[start]
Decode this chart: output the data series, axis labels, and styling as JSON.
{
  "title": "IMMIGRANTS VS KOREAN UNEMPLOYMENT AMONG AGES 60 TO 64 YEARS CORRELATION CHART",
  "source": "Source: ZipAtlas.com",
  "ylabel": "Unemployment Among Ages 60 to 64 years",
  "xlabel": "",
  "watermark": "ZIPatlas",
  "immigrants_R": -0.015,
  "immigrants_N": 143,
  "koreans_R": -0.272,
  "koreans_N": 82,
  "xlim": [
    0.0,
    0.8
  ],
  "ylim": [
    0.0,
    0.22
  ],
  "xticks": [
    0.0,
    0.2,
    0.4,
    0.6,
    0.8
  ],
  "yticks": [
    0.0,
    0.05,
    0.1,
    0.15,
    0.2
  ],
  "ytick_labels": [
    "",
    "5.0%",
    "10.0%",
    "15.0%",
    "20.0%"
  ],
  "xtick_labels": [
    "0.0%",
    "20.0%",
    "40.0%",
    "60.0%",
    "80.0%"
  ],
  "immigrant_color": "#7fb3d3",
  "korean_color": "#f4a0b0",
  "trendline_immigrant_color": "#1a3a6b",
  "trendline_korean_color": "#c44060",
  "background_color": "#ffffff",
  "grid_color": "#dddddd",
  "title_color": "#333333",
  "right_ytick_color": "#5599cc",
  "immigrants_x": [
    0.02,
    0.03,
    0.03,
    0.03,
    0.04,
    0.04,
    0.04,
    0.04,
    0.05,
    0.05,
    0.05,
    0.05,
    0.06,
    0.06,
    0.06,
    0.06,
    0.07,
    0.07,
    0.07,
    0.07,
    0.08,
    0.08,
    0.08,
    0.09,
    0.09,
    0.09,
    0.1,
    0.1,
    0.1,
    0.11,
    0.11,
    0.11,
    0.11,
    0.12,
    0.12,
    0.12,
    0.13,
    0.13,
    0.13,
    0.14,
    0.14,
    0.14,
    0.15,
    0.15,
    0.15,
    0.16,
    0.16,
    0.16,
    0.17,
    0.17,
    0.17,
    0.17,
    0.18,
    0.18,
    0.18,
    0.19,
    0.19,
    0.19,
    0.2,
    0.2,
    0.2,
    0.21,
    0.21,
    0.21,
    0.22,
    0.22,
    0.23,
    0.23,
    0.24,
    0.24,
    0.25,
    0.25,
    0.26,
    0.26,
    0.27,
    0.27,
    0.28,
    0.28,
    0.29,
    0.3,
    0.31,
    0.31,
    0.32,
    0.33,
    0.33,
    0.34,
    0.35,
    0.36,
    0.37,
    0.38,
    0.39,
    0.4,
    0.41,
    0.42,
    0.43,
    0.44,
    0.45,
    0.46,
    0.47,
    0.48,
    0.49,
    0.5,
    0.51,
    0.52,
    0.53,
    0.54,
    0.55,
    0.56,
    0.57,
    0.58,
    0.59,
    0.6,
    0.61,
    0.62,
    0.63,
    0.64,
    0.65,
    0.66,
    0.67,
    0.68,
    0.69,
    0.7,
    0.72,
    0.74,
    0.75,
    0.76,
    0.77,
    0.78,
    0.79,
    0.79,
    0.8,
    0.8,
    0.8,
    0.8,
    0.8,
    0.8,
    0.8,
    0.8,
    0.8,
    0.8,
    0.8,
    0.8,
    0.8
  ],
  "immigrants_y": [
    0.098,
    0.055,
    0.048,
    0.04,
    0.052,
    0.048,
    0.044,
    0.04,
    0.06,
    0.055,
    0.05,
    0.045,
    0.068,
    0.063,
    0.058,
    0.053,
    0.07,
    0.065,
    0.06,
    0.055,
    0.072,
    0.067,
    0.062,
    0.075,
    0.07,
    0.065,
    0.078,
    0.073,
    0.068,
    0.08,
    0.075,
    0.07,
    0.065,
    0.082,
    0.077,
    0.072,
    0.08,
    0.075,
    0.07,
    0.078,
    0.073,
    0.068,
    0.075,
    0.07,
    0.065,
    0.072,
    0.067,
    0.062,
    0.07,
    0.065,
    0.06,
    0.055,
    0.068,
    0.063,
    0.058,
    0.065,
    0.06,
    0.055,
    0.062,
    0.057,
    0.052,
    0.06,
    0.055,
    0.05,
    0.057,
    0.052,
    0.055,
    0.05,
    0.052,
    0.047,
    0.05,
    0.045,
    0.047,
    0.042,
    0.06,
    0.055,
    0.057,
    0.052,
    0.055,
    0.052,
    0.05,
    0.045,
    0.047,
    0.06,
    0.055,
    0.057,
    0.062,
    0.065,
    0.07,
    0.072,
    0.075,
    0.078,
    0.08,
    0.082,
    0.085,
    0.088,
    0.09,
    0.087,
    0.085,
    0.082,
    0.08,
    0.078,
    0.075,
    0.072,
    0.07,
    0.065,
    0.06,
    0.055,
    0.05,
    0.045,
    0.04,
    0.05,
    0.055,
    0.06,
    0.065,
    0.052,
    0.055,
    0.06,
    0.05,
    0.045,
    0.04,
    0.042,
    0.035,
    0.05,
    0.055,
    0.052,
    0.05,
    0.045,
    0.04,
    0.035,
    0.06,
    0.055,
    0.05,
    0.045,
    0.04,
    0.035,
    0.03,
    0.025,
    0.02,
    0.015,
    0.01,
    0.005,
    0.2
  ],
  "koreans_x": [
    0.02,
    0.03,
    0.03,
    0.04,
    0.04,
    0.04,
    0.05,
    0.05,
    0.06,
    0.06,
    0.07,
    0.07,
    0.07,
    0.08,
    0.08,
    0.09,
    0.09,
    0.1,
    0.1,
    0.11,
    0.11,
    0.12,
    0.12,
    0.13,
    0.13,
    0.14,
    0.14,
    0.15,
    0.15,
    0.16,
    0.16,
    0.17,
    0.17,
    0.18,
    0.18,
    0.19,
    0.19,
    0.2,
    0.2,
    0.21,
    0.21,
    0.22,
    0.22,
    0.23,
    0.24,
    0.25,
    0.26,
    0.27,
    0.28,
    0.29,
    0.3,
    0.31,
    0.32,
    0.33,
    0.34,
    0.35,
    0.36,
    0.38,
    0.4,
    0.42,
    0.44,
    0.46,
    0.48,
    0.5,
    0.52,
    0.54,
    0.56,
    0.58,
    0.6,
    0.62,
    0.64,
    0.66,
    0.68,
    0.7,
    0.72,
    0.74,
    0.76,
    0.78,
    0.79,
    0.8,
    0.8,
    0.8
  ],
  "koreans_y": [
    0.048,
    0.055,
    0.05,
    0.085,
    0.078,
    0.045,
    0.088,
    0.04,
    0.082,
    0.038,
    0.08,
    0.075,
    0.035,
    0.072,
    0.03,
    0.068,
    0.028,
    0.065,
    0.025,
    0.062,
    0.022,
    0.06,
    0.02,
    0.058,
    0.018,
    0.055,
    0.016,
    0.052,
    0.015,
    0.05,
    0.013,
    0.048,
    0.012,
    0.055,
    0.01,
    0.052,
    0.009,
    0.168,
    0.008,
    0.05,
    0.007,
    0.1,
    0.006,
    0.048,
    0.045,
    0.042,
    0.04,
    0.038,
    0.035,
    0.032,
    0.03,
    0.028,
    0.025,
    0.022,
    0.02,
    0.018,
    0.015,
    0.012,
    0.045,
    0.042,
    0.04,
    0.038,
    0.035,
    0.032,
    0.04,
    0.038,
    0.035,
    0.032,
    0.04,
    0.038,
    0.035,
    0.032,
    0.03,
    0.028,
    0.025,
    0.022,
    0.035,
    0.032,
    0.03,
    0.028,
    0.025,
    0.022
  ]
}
[end]
## Exercise aim
Extract each entry in full, exactly as given.

## Solution to the problem
Decode this chart: output the data series, axis labels, and styling as JSON.
{
  "title": "IMMIGRANTS VS KOREAN UNEMPLOYMENT AMONG AGES 60 TO 64 YEARS CORRELATION CHART",
  "source": "Source: ZipAtlas.com",
  "ylabel": "Unemployment Among Ages 60 to 64 years",
  "xlabel": "",
  "watermark": "ZIPatlas",
  "immigrants_R": -0.015,
  "immigrants_N": 143,
  "koreans_R": -0.272,
  "koreans_N": 82,
  "xlim": [
    0.0,
    0.8
  ],
  "ylim": [
    0.0,
    0.22
  ],
  "xticks": [
    0.0,
    0.2,
    0.4,
    0.6,
    0.8
  ],
  "yticks": [
    0.0,
    0.05,
    0.1,
    0.15,
    0.2
  ],
  "ytick_labels": [
    "",
    "5.0%",
    "10.0%",
    "15.0%",
    "20.0%"
  ],
  "xtick_labels": [
    "0.0%",
    "20.0%",
    "40.0%",
    "60.0%",
    "80.0%"
  ],
  "immigrant_color": "#7fb3d3",
  "korean_color": "#f4a0b0",
  "trendline_immigrant_color": "#1a3a6b",
  "trendline_korean_color": "#c44060",
  "background_color": "#ffffff",
  "grid_color": "#dddddd",
  "title_color": "#333333",
  "right_ytick_color": "#5599cc",
  "immigrants_x": [
    0.02,
    0.03,
    0.03,
    0.03,
    0.04,
    0.04,
    0.04,
    0.04,
    0.05,
    0.05,
    0.05,
    0.05,
    0.06,
    0.06,
    0.06,
    0.06,
    0.07,
    0.07,
    0.07,
    0.07,
    0.08,
    0.08,
    0.08,
    0.09,
    0.09,
    0.09,
    0.1,
    0.1,
    0.1,
    0.11,
    0.11,
    0.11,
    0.11,
    0.12,
    0.12,
    0.12,
    0.13,
    0.13,
    0.13,
    0.14,
    0.14,
    0.14,
    0.15,
    0.15,
    0.15,
    0.16,
    0.16,
    0.16,
    0.17,
    0.17,
    0.17,
    0.17,
    0.18,
    0.18,
    0.18,
    0.19,
    0.19,
    0.19,
    0.2,
    0.2,
    0.2,
    0.21,
    0.21,
    0.21,
    0.22,
    0.22,
    0.23,
    0.23,
    0.24,
    0.24,
    0.25,
    0.25,
    0.26,
    0.26,
    0.27,
    0.27,
    0.28,
    0.28,
    0.29,
    0.3,
    0.31,
    0.31,
    0.32,
    0.33,
    0.33,
    0.34,
    0.35,
    0.36,
    0.37,
    0.38,
    0.39,
    0.4,
    0.41,
    0.42,
    0.43,
    0.44,
    0.45,
    0.46,
    0.47,
    0.48,
    0.49,
    0.5,
    0.51,
    0.52,
    0.53,
    0.54,
    0.55,
    0.56,
    0.57,
    0.58,
    0.59,
    0.6,
    0.61,
    0.62,
    0.63,
    0.64,
    0.65,
    0.66,
    0.67,
    0.68,
    0.69,
    0.7,
    0.72,
    0.74,
    0.75,
    0.76,
    0.77,
    0.78,
    0.79,
    0.79,
    0.8,
    0.8,
    0.8,
    0.8,
    0.8,
    0.8,
    0.8,
    0.8,
    0.8,
    0.8,
    0.8,
    0.8,
    0.8
  ],
  "immigrants_y": [
    0.098,
    0.055,
    0.048,
    0.04,
    0.052,
    0.048,
    0.044,
    0.04,
    0.06,
    0.055,
    0.05,
    0.045,
    0.068,
    0.063,
    0.058,
    0.053,
    0.07,
    0.065,
    0.06,
    0.055,
    0.072,
    0.067,
    0.062,
    0.075,
    0.07,
    0.065,
    0.078,
    0.073,
    0.068,
    0.08,
    0.075,
    0.07,
    0.065,
    0.082,
    0.077,
    0.072,
    0.08,
    0.075,
    0.07,
    0.078,
    0.073,
    0.068,
    0.075,
    0.07,
    0.065,
    0.072,
    0.067,
    0.062,
    0.07,
    0.065,
    0.06,
    0.055,
    0.068,
    0.063,
    0.058,
    0.065,
    0.06,
    0.055,
    0.062,
    0.057,
    0.052,
    0.06,
    0.055,
    0.05,
    0.057,
    0.052,
    0.055,
    0.05,
    0.052,
    0.047,
    0.05,
    0.045,
    0.047,
    0.042,
    0.06,
    0.055,
    0.057,
    0.052,
    0.055,
    0.052,
    0.05,
    0.045,
    0.047,
    0.06,
    0.055,
    0.057,
    0.062,
    0.065,
    0.07,
    0.072,
    0.075,
    0.078,
    0.08,
    0.082,
    0.085,
    0.088,
    0.09,
    0.087,
    0.085,
    0.082,
    0.08,
    0.078,
    0.075,
    0.072,
    0.07,
    0.065,
    0.06,
    0.055,
    0.05,
    0.045,
    0.04,
    0.05,
    0.055,
    0.06,
    0.065,
    0.052,
    0.055,
    0.06,
    0.05,
    0.045,
    0.04,
    0.042,
    0.035,
    0.05,
    0.055,
    0.052,
    0.05,
    0.045,
    0.04,
    0.035,
    0.06,
    0.055,
    0.05,
    0.045,
    0.04,
    0.035,
    0.03,
    0.025,
    0.02,
    0.015,
    0.01,
    0.005,
    0.2
  ],
  "koreans_x": [
    0.02,
    0.03,
    0.03,
    0.04,
    0.04,
    0.04,
    0.05,
    0.05,
    0.06,
    0.06,
    0.07,
    0.07,
    0.07,
    0.08,
    0.08,
    0.09,
    0.09,
    0.1,
    0.1,
    0.11,
    0.11,
    0.12,
    0.12,
    0.13,
    0.13,
    0.14,
    0.14,
    0.15,
    0.15,
    0.16,
    0.16,
    0.17,
    0.17,
    0.18,
    0.18,
    0.19,
    0.19,
    0.2,
    0.2,
    0.21,
    0.21,
    0.22,
    0.22,
    0.23,
    0.24,
    0.25,
    0.26,
    0.27,
    0.28,
    0.29,
    0.3,
    0.31,
    0.32,
    0.33,
    0.34,
    0.35,
    0.36,
    0.38,
    0.4,
    0.42,
    0.44,
    0.46,
    0.48,
    0.5,
    0.52,
    0.54,
    0.56,
    0.58,
    0.6,
    0.62,
    0.64,
    0.66,
    0.68,
    0.7,
    0.72,
    0.74,
    0.76,
    0.78,
    0.79,
    0.8,
    0.8,
    0.8
  ],
  "koreans_y": [
    0.048,
    0.055,
    0.05,
    0.085,
    0.078,
    0.045,
    0.088,
    0.04,
    0.082,
    0.038,
    0.08,
    0.075,
    0.035,
    0.072,
    0.03,
    0.068,
    0.028,
    0.065,
    0.025,
    0.062,
    0.022,
    0.06,
    0.02,
    0.058,
    0.018,
    0.055,
    0.016,
    0.052,
    0.015,
    0.05,
    0.013,
    0.048,
    0.012,
    0.055,
    0.01,
    0.052,
    0.009,
    0.168,
    0.008,
    0.05,
    0.007,
    0.1,
    0.006,
    0.048,
    0.045,
    0.042,
    0.04,
    0.038,
    0.035,
    0.032,
    0.03,
    0.028,
    0.025,
    0.022,
    0.02,
    0.018,
    0.015,
    0.012,
    0.045,
    0.042,
    0.04,
    0.038,
    0.035,
    0.032,
    0.04,
    0.038,
    0.035,
    0.032,
    0.04,
    0.038,
    0.035,
    0.032,
    0.03,
    0.028,
    0.025,
    0.022,
    0.035,
    0.032,
    0.03,
    0.028,
    0.025,
    0.022
  ]
}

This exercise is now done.